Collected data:
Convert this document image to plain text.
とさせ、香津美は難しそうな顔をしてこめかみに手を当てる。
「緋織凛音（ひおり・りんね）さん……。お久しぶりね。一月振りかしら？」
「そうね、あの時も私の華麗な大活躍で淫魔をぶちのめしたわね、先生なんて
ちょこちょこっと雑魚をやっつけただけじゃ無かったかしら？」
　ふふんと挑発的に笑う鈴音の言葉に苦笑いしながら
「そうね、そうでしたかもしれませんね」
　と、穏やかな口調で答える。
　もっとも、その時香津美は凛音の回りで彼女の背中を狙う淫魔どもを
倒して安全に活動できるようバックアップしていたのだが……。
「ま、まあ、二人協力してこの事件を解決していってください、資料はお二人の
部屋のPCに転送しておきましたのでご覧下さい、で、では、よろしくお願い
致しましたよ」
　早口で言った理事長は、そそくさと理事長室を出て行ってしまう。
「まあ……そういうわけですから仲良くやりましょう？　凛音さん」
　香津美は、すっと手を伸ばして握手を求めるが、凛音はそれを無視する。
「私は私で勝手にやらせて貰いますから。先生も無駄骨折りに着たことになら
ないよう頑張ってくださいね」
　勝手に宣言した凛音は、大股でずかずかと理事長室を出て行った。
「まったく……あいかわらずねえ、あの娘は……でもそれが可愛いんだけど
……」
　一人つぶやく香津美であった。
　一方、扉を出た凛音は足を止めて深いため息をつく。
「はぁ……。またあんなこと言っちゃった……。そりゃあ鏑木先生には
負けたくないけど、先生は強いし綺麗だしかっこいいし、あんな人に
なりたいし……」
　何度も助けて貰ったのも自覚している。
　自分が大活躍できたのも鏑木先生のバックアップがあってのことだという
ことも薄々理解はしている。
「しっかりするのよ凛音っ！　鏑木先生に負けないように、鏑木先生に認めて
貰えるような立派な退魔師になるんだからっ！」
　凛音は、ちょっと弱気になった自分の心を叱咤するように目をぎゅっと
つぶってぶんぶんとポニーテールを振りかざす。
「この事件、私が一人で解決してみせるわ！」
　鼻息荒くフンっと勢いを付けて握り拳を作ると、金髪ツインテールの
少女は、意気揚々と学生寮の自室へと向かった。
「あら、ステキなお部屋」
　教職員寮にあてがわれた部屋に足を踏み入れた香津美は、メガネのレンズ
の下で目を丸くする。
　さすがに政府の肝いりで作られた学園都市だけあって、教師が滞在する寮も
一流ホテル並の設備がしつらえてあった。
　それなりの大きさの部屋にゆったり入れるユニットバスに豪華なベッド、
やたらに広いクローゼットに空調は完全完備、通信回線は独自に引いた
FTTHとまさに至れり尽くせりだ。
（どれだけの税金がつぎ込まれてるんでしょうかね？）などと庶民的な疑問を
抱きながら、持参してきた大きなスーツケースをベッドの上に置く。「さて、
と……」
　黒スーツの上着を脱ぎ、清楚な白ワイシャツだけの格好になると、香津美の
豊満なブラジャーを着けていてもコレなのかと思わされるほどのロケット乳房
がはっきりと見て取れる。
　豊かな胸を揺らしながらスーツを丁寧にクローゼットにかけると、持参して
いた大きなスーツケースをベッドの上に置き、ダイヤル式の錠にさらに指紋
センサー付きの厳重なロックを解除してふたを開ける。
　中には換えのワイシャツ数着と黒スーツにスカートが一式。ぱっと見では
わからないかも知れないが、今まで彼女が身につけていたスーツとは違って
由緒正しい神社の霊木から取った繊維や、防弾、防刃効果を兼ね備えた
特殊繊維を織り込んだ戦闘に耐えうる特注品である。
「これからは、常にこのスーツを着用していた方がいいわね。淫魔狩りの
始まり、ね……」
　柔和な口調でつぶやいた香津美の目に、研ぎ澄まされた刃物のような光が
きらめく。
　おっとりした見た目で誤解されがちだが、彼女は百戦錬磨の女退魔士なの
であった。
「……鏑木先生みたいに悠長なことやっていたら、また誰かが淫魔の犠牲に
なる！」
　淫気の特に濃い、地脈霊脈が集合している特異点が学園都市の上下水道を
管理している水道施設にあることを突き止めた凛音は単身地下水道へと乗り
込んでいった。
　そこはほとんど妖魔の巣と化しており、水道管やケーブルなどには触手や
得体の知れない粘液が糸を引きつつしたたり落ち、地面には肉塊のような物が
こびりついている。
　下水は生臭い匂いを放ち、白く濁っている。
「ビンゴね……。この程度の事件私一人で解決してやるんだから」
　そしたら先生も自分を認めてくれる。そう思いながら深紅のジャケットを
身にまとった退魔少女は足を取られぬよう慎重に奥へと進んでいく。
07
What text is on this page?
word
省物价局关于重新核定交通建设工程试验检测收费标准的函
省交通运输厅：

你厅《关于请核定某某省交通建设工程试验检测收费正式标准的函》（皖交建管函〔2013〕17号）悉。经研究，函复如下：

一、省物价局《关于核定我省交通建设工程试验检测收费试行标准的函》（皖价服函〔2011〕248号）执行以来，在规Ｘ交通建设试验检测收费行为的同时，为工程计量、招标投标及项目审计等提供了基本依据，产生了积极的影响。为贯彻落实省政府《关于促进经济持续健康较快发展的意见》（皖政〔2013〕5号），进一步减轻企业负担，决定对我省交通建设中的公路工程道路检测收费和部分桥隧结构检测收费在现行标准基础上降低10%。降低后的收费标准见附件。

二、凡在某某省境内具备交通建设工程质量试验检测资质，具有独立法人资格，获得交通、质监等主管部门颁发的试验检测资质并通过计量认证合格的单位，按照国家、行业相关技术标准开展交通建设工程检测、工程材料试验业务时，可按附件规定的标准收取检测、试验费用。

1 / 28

* Directive: Find the lines containing "text" and list every one of them.

* Response:
Convert this document image to plain text.
What text is on this page?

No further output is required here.